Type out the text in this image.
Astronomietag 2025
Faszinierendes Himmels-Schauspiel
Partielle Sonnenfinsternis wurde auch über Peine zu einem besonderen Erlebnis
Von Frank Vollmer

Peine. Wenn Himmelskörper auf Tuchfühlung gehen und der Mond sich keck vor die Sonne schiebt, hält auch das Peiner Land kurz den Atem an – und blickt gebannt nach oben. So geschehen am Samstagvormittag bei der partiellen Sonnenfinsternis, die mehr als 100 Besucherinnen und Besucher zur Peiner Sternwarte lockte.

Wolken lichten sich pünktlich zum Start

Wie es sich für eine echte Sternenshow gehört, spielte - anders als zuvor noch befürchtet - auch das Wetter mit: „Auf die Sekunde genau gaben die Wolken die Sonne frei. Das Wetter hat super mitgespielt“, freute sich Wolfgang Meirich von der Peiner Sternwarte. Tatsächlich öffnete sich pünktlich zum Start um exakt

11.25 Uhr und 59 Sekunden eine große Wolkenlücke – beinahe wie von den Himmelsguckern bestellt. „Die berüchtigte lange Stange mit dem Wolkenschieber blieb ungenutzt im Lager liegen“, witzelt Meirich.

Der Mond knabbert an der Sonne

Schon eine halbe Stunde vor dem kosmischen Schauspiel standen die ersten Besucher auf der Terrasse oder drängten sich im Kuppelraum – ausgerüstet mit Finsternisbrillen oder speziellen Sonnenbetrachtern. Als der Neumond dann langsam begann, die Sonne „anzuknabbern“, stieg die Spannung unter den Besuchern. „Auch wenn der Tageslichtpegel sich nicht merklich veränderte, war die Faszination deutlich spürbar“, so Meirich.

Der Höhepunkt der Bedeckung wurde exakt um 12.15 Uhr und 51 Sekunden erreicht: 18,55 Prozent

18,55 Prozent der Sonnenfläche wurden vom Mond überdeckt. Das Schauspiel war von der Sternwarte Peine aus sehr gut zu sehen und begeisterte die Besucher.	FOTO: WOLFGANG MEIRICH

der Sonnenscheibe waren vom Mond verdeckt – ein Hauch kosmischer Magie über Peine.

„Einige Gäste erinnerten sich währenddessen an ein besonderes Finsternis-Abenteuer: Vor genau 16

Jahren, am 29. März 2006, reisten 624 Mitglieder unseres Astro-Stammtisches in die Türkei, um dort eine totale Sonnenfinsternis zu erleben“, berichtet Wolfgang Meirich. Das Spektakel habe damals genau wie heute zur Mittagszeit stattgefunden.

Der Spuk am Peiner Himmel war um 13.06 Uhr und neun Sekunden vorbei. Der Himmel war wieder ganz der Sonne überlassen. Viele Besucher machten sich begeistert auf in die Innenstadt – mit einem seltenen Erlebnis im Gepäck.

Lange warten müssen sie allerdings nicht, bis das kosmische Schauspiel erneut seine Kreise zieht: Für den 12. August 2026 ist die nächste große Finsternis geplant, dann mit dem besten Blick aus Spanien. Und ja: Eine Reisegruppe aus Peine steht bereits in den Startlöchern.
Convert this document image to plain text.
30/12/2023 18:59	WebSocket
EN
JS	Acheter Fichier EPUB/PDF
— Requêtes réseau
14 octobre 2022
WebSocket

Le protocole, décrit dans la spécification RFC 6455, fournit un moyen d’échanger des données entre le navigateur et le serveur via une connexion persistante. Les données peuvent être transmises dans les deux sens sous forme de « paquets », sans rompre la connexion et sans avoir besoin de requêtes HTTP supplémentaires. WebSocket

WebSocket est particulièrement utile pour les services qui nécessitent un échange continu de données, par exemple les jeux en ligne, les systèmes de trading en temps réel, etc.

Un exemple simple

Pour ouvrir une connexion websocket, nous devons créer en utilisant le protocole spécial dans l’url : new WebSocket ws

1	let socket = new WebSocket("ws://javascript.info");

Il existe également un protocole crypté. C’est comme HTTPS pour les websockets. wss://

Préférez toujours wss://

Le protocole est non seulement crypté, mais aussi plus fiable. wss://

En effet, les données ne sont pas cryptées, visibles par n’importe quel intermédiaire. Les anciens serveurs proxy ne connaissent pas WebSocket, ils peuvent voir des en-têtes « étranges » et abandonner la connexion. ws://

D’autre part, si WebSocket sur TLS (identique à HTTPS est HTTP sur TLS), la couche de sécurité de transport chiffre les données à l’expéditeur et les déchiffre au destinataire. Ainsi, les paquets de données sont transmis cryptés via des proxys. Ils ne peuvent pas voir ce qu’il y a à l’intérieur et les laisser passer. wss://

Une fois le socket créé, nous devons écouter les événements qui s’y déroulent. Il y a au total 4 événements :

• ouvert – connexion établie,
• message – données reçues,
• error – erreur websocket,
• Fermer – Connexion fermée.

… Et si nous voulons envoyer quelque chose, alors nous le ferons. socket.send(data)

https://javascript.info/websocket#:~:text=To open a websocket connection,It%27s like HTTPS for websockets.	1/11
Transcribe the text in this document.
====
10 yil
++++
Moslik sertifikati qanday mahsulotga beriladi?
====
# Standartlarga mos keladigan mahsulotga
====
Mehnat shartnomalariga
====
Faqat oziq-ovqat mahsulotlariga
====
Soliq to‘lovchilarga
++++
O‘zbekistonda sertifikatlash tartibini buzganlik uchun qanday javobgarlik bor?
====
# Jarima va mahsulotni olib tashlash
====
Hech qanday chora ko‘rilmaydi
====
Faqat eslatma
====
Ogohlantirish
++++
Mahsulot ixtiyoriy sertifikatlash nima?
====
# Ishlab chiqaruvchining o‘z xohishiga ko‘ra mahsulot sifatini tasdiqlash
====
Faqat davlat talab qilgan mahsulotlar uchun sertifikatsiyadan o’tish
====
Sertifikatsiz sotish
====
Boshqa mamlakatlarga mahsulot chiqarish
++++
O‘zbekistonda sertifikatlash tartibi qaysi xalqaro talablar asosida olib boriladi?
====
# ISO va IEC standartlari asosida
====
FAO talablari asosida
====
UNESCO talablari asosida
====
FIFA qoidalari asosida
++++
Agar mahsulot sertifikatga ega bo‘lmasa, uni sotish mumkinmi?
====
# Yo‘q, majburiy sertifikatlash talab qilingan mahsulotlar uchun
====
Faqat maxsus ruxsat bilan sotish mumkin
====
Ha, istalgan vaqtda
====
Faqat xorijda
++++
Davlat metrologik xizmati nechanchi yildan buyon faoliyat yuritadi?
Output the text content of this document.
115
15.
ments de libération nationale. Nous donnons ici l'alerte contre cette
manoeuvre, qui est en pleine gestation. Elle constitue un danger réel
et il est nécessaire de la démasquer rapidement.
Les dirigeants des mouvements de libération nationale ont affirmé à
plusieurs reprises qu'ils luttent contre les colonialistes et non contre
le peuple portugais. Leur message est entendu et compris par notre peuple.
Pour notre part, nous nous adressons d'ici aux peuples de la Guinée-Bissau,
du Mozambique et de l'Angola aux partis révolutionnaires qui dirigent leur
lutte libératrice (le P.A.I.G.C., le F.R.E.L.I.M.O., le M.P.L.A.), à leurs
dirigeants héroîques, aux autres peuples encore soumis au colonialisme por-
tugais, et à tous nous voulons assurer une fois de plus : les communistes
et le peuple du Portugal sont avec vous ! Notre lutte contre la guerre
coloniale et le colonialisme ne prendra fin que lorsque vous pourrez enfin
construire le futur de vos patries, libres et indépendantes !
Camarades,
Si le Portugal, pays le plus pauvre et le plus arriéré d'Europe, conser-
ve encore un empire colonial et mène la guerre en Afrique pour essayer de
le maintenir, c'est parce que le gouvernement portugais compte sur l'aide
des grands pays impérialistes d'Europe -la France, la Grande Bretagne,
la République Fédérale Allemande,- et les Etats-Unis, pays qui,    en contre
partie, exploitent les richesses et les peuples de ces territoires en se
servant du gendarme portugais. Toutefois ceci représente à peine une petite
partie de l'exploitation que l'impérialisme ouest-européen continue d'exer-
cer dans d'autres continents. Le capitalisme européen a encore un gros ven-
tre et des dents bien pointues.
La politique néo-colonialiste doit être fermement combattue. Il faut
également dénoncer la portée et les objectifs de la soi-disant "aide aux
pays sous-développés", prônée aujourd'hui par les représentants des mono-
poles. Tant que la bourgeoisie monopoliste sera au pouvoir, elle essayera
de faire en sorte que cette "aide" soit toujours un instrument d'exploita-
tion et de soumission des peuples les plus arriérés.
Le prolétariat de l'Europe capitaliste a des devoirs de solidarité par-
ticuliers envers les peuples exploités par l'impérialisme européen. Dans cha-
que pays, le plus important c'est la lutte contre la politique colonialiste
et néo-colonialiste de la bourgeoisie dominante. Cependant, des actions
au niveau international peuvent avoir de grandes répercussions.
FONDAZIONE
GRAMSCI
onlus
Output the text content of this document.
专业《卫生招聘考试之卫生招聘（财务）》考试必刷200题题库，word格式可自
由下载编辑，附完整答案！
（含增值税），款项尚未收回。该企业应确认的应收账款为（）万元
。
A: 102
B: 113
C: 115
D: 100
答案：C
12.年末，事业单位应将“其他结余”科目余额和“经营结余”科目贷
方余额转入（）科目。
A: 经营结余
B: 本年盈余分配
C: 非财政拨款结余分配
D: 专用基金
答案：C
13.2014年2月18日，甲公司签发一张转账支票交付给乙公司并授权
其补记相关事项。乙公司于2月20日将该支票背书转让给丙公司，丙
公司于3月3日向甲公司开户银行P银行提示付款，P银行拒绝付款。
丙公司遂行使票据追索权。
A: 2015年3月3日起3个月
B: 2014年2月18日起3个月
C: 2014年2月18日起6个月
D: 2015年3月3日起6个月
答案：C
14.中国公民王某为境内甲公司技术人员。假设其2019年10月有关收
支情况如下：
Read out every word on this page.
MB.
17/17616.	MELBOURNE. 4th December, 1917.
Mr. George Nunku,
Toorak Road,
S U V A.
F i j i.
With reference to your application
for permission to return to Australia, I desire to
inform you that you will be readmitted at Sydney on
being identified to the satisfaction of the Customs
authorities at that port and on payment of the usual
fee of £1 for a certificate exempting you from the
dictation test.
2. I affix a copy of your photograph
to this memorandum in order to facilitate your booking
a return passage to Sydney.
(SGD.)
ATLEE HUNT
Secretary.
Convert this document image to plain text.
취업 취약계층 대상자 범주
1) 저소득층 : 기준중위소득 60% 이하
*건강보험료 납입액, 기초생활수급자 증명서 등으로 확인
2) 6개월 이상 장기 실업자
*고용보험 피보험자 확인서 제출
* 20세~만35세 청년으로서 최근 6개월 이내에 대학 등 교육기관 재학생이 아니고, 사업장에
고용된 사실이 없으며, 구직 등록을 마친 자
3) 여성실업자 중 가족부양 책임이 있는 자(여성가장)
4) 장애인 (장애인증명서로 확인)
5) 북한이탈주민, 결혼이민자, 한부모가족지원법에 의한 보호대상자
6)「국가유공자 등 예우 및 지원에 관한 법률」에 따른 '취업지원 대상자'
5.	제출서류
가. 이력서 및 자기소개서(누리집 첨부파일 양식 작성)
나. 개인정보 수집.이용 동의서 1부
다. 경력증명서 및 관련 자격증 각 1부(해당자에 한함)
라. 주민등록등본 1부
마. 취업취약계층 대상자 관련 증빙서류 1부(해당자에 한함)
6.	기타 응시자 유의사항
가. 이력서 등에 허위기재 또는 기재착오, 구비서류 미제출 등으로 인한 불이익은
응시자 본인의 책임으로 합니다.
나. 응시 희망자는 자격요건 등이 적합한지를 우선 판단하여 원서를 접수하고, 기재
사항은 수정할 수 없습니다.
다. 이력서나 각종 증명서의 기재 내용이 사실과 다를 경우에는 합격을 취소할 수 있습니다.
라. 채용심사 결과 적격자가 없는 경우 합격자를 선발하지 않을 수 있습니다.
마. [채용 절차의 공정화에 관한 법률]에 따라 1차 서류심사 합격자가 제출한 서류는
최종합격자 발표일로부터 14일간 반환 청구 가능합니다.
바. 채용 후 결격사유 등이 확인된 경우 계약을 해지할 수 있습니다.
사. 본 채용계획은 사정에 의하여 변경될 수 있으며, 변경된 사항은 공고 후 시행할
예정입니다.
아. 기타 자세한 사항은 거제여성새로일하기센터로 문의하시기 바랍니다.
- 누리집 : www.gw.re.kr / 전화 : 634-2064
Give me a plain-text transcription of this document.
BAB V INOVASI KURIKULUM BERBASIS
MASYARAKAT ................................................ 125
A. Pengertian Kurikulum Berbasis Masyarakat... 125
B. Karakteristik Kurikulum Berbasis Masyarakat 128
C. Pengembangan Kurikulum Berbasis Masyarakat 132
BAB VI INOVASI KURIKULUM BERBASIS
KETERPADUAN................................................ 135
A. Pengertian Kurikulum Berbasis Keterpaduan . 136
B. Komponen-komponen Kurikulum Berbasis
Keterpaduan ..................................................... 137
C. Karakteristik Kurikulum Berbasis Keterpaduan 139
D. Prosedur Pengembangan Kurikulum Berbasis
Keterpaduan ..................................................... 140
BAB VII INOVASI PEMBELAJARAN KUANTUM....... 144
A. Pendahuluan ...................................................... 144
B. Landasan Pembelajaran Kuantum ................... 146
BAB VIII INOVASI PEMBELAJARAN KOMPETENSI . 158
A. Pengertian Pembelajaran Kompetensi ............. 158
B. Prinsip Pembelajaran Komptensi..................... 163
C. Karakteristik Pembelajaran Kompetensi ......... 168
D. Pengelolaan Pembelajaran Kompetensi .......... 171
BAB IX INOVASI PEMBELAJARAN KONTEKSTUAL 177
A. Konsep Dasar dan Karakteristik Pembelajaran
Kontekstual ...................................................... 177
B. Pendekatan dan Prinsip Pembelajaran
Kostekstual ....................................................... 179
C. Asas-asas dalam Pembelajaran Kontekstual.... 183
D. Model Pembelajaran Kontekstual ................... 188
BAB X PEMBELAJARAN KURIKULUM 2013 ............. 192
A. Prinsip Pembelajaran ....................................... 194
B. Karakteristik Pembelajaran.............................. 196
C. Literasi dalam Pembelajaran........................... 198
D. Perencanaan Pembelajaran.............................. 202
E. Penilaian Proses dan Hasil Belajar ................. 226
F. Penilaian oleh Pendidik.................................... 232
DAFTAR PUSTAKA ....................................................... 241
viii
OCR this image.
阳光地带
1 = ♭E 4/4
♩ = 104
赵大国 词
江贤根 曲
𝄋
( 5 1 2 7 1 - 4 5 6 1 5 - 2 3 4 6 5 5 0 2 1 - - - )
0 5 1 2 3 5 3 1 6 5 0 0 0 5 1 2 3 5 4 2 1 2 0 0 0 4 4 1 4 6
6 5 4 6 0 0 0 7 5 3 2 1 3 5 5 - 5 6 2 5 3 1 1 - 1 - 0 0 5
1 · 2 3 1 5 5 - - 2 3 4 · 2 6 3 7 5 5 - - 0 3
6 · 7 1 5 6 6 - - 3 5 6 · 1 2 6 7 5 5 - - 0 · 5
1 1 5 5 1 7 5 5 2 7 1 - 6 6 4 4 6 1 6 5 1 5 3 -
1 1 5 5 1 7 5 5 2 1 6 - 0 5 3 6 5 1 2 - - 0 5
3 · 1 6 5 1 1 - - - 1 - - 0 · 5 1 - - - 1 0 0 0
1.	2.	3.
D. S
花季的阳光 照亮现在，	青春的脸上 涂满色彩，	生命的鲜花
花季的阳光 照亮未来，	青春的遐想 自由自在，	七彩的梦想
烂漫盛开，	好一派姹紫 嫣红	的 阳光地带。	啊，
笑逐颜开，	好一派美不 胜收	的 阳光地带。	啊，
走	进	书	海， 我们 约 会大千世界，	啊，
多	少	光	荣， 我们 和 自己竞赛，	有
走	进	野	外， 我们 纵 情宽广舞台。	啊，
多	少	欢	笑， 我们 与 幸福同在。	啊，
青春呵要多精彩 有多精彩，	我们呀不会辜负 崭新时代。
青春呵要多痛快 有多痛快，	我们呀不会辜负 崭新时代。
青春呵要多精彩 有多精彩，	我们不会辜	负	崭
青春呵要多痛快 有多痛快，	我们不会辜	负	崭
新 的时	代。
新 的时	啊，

○ ○ ○

[DIRECTION] Collect the lines of the records that include the string "olib".

[ANSWER TO THIS EXERCISE]
# Jarima va mahsulotni olib tashlash
O‘zbekistonda sertifikatlash tartibi qaysi xalqaro talablar asosida olib boriladi?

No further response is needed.